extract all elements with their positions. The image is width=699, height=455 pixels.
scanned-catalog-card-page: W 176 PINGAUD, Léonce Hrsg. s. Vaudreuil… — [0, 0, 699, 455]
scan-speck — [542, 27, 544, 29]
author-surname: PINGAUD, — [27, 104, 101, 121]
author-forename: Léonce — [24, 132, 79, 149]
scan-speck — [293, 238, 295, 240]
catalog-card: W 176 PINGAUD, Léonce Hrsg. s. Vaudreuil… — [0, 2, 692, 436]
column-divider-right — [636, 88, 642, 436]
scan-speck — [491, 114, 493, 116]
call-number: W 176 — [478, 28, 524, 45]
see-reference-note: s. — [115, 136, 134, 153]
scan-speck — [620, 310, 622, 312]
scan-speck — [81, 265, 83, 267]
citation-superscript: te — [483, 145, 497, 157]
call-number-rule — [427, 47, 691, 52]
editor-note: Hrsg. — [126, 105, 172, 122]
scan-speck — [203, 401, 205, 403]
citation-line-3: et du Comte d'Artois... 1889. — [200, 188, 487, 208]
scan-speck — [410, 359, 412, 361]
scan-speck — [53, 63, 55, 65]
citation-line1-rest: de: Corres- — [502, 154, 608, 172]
...
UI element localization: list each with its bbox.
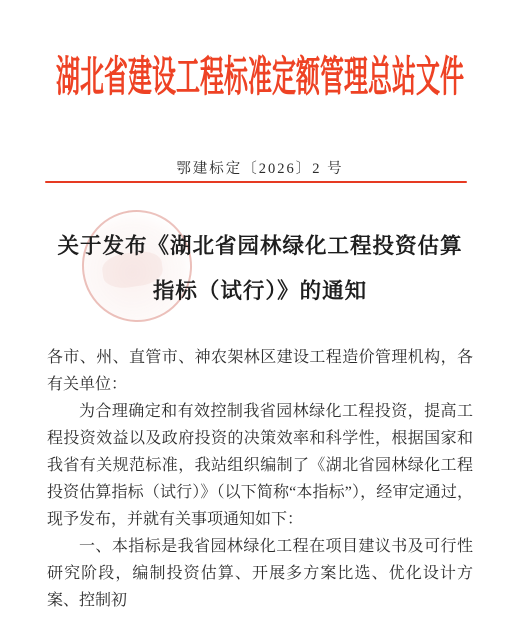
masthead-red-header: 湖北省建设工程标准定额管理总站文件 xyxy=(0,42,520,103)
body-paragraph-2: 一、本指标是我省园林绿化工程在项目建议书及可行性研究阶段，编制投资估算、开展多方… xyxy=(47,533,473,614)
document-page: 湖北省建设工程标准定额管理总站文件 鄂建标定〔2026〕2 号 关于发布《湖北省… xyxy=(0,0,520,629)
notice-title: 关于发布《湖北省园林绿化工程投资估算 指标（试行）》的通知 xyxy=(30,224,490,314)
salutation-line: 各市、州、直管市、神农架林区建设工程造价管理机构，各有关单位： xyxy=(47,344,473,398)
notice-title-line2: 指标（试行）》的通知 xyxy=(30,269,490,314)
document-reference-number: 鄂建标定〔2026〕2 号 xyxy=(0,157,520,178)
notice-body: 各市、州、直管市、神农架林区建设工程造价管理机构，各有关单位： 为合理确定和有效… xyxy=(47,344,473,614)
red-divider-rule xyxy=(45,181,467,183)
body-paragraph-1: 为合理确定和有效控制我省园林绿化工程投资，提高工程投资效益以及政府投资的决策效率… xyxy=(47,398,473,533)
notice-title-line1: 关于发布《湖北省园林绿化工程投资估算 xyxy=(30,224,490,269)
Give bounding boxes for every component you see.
--
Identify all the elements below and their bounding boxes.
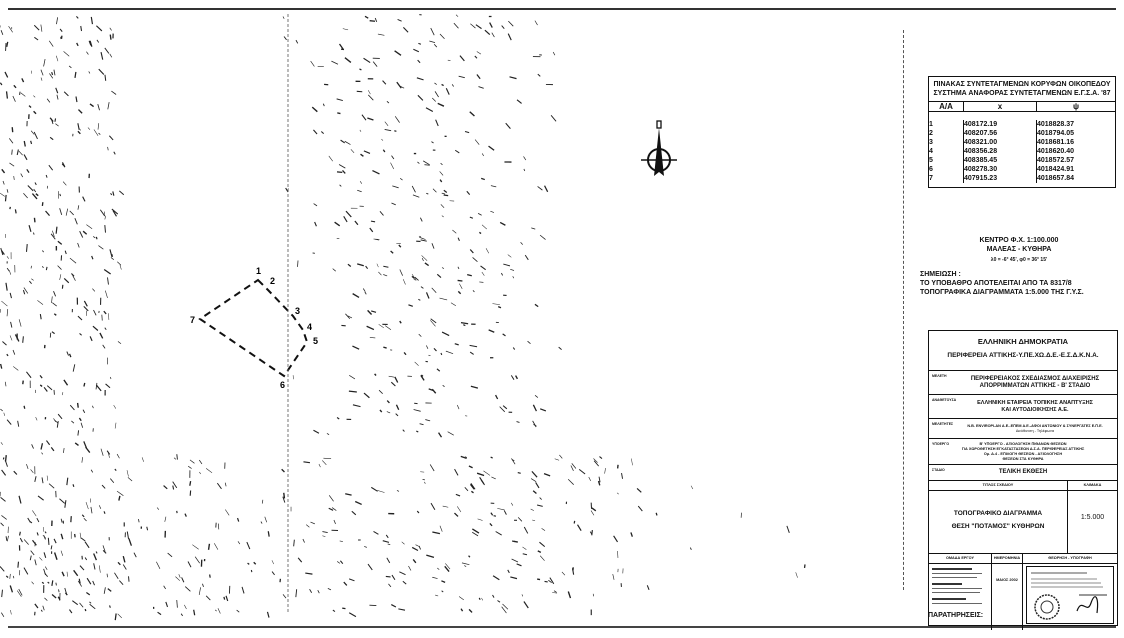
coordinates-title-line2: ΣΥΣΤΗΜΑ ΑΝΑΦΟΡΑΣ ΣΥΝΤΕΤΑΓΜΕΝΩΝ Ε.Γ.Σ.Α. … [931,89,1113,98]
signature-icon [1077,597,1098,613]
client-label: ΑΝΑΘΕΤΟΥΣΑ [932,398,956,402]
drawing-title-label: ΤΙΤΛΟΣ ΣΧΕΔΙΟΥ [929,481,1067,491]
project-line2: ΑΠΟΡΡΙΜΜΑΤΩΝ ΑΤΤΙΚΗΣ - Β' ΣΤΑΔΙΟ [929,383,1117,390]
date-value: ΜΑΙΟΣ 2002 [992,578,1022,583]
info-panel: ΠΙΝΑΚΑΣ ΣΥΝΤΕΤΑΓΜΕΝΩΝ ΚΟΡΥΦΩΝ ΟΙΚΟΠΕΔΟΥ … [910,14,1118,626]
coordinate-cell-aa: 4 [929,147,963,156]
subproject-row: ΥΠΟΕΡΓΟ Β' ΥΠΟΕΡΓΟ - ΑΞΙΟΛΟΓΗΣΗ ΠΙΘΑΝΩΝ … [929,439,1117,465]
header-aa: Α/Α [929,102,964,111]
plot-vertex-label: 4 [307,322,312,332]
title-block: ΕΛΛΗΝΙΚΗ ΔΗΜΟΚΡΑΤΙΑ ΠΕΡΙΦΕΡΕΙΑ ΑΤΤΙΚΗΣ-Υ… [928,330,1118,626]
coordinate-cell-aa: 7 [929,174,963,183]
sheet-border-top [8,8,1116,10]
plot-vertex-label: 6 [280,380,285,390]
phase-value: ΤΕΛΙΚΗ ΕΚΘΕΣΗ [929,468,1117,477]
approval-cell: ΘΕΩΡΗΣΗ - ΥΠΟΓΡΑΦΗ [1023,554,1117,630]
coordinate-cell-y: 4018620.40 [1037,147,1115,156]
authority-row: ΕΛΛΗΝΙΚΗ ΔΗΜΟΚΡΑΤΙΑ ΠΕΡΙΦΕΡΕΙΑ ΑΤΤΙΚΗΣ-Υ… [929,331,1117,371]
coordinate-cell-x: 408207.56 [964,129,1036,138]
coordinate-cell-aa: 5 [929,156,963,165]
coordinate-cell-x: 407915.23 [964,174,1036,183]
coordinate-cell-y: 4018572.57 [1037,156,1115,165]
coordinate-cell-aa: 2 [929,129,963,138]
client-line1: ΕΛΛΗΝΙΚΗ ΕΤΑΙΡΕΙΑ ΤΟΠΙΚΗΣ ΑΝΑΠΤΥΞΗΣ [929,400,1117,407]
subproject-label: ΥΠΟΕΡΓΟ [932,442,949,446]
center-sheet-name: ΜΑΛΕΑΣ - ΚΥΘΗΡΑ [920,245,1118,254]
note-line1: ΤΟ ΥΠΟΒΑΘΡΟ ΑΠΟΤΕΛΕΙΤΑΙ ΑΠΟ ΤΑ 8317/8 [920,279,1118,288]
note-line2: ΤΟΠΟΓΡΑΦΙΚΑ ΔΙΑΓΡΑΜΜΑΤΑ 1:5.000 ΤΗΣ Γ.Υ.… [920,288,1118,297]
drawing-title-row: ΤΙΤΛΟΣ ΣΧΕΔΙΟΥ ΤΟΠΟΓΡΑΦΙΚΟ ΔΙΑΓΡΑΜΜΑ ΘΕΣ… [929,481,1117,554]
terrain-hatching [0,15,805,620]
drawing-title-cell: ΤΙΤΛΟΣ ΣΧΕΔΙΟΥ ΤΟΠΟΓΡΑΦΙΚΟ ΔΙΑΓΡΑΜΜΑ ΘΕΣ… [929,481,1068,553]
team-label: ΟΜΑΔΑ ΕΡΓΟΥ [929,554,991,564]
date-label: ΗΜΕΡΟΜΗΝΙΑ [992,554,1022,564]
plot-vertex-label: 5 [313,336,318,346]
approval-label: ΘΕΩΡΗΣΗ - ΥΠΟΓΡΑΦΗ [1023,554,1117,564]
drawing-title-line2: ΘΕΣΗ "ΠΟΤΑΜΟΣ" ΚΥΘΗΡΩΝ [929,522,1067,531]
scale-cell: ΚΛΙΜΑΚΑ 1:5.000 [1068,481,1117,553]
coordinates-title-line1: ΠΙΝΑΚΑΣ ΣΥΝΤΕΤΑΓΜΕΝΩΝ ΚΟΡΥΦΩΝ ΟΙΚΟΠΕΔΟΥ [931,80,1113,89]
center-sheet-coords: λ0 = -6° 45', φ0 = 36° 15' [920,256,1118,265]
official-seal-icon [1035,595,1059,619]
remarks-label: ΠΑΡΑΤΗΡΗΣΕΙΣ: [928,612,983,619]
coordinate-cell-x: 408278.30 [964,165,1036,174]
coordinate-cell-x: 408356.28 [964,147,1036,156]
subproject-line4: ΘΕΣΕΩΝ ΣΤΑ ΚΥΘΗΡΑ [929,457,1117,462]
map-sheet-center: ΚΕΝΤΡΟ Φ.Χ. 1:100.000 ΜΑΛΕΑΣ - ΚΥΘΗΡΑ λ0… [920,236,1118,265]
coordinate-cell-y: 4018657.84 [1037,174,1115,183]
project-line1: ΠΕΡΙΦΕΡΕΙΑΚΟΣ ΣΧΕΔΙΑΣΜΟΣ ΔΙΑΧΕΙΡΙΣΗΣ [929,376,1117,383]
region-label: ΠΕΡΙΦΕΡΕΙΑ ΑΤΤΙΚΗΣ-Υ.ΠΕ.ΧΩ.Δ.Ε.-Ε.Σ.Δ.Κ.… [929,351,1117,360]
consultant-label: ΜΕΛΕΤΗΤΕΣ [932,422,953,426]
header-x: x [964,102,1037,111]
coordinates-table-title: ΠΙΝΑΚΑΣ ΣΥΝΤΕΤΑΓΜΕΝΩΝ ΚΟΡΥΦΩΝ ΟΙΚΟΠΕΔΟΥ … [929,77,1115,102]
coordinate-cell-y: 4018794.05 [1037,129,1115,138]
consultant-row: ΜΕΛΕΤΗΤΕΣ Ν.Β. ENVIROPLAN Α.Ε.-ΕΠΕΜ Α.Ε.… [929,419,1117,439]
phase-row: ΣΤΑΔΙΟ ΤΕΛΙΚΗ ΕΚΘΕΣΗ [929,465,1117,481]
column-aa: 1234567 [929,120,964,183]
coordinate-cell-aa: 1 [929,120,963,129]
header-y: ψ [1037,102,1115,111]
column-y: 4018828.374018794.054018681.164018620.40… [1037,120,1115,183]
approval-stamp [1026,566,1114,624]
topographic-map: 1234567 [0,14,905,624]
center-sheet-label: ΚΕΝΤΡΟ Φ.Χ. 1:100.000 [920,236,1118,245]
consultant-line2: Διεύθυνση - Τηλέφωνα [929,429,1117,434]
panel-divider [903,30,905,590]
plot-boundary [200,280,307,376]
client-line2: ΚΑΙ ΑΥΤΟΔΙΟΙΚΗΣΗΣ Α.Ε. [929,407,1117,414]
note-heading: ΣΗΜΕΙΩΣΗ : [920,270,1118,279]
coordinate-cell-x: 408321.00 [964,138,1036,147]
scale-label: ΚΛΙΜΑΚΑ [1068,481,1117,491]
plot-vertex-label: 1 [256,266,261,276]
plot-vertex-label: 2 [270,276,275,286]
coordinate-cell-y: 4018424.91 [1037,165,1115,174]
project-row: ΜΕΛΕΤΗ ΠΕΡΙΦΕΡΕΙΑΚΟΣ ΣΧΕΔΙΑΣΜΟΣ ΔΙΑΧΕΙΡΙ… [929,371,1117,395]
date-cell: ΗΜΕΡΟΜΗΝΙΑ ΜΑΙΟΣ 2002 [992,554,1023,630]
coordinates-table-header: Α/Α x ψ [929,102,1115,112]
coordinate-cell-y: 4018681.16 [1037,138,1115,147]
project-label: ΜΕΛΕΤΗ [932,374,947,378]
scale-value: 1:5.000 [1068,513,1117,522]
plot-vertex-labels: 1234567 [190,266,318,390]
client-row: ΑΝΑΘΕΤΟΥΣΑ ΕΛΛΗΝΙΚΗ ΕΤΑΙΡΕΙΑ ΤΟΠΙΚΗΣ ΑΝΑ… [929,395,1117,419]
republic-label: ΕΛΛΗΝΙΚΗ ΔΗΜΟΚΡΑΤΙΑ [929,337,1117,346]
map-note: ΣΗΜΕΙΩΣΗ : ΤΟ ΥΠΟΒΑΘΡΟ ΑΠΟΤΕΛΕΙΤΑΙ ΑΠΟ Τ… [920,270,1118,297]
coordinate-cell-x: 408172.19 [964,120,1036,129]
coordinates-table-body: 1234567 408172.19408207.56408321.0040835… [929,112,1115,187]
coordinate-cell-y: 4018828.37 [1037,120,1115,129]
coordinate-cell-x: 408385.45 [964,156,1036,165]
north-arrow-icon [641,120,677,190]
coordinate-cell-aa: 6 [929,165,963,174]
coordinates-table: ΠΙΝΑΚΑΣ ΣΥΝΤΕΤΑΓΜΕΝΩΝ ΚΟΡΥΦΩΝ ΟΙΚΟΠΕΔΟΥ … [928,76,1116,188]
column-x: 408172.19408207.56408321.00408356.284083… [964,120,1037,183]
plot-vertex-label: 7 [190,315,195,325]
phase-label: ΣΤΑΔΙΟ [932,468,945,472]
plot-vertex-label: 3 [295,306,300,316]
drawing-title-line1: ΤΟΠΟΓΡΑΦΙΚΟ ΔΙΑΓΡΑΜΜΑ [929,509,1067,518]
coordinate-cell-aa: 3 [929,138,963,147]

(수행할 작업): "masthead-red-header: 湖北省建设工程标准定额管理总站文件 xyxy=(0,42,520,103)"이 있는 줄부터 "Give bounding boxes"가 있는 줄까지의 데이터를 다시 적어 주세요. 이때 "园林绿化工程"를 "市政工程"로 바꾸고 나머지는 그대로 둡니다.

(연습 답안):
masthead-red-header: 湖北省建设工程标准定额管理总站文件 xyxy=(0,42,520,103)
body-paragraph-2: 一、本指标是我省市政工程在项目建议书及可行性研究阶段，编制投资估算、开展多方… xyxy=(47,533,473,614)
document-page: 湖北省建设工程标准定额管理总站文件 鄂建标定〔2026〕2 号 关于发布《湖北省… xyxy=(0,0,520,629)
notice-title: 关于发布《湖北省市政工程投资估算 指标（试行）》的通知 xyxy=(30,224,490,314)
salutation-line: 各市、州、直管市、神农架林区建设工程造价管理机构，各有关单位： xyxy=(47,344,473,398)
notice-title-line2: 指标（试行）》的通知 xyxy=(30,269,490,314)
document-reference-number: 鄂建标定〔2026〕2 号 xyxy=(0,157,520,178)
notice-body: 各市、州、直管市、神农架林区建设工程造价管理机构，各有关单位： 为合理确定和有效… xyxy=(47,344,473,614)
red-divider-rule xyxy=(45,181,467,183)
body-paragraph-1: 为合理确定和有效控制我省市政工程投资，提高工程投资效益以及政府投资的决策效率… xyxy=(47,398,473,533)
notice-title-line1: 关于发布《湖北省市政工程投资估算 xyxy=(30,224,490,269)
Give bounding boxes for every component you see.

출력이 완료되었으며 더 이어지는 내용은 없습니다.